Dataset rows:
--- START ---
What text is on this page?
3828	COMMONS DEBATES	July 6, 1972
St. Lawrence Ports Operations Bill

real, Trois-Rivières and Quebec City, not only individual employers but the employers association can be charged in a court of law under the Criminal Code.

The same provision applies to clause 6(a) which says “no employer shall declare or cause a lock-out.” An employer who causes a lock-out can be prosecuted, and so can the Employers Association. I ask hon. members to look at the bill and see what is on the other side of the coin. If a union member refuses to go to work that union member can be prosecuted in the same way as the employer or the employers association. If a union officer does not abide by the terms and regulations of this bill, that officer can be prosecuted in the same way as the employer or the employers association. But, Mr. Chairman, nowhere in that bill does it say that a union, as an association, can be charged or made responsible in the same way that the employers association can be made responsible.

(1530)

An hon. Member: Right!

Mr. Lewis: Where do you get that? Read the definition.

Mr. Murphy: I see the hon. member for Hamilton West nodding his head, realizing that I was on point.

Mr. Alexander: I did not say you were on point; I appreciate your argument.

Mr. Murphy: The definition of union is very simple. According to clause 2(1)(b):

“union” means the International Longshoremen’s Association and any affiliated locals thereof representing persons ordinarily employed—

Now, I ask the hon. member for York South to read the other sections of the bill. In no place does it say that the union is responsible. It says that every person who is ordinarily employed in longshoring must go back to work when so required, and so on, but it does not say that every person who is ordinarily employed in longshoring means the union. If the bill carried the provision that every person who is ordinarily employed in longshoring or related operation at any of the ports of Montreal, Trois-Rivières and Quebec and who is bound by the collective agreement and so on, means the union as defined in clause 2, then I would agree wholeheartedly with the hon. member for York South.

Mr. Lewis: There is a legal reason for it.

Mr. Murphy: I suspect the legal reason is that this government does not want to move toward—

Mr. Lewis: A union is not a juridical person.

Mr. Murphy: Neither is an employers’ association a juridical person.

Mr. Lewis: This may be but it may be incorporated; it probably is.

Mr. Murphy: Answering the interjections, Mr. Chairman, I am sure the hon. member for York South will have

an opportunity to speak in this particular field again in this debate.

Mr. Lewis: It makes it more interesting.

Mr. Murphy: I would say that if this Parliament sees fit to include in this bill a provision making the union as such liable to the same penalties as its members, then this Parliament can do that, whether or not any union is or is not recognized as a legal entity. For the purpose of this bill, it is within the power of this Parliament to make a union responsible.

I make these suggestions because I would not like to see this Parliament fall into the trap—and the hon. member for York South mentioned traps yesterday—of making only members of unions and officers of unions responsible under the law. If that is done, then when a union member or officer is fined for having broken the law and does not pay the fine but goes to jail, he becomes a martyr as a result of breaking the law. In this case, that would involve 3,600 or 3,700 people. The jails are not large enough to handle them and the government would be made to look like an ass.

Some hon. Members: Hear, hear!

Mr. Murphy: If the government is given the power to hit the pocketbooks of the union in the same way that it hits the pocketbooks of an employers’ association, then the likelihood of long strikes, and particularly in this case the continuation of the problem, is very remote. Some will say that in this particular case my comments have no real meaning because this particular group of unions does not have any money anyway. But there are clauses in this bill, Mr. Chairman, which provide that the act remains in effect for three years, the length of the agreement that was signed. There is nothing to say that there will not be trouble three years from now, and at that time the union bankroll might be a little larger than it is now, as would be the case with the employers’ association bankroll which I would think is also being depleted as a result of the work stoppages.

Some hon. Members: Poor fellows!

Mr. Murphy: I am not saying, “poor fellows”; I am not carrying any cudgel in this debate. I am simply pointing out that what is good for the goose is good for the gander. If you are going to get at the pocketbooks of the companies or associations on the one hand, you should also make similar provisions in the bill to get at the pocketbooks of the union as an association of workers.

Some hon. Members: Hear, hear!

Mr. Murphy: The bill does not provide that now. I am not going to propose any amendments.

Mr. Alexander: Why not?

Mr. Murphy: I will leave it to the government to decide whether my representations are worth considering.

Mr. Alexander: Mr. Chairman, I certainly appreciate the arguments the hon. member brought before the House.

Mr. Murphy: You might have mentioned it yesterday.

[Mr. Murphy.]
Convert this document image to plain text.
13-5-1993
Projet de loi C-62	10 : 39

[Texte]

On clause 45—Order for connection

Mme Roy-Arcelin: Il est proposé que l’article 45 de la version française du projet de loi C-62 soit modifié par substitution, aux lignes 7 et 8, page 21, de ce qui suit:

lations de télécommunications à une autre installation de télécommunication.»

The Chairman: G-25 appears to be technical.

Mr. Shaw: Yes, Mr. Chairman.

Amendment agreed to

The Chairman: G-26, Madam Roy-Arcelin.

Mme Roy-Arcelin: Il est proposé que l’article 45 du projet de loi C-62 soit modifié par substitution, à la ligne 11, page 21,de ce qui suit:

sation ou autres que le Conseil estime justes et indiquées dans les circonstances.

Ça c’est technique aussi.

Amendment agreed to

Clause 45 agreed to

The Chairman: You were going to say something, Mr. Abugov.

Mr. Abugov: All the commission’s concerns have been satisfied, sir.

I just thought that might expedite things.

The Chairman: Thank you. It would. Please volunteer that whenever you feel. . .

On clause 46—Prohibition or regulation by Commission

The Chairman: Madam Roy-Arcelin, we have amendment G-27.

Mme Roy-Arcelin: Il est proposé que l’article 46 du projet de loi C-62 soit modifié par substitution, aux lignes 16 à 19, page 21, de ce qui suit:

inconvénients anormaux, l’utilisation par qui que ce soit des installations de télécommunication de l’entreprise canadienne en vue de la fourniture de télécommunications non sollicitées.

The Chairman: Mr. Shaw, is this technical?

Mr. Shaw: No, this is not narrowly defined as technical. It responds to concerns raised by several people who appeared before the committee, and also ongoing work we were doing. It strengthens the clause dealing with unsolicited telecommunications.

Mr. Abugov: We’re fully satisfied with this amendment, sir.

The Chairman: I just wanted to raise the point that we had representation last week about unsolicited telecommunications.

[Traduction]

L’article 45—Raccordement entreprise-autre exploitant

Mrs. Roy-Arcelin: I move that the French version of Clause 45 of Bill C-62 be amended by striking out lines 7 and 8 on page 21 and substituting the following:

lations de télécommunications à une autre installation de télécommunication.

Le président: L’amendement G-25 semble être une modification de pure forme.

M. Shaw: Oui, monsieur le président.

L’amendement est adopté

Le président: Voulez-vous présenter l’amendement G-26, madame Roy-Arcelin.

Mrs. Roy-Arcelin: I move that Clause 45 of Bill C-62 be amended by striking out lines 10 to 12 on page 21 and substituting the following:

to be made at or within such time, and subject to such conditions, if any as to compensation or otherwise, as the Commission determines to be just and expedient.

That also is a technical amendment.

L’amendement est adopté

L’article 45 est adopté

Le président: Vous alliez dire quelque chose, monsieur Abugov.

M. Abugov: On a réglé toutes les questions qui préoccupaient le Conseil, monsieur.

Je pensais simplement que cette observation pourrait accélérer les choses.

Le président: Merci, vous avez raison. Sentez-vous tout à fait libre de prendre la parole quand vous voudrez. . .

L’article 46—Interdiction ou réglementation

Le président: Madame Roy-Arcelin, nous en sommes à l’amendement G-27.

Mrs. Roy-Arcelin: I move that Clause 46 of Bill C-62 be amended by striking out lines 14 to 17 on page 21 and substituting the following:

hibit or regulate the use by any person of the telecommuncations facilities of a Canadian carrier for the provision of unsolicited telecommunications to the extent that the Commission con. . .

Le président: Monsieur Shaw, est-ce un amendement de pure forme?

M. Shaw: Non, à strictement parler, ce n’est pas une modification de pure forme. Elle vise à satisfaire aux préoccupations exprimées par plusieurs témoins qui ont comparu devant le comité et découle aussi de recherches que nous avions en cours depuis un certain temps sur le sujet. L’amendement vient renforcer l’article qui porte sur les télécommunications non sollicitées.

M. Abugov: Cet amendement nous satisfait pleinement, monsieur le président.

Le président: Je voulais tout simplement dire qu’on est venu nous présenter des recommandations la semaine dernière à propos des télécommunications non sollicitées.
--- END ---
### OBJECTIVE
Report the number of lines in the entries above that include the string "satisfied". Give nothing but the number.

### RESULT OF THE EXERCISE
2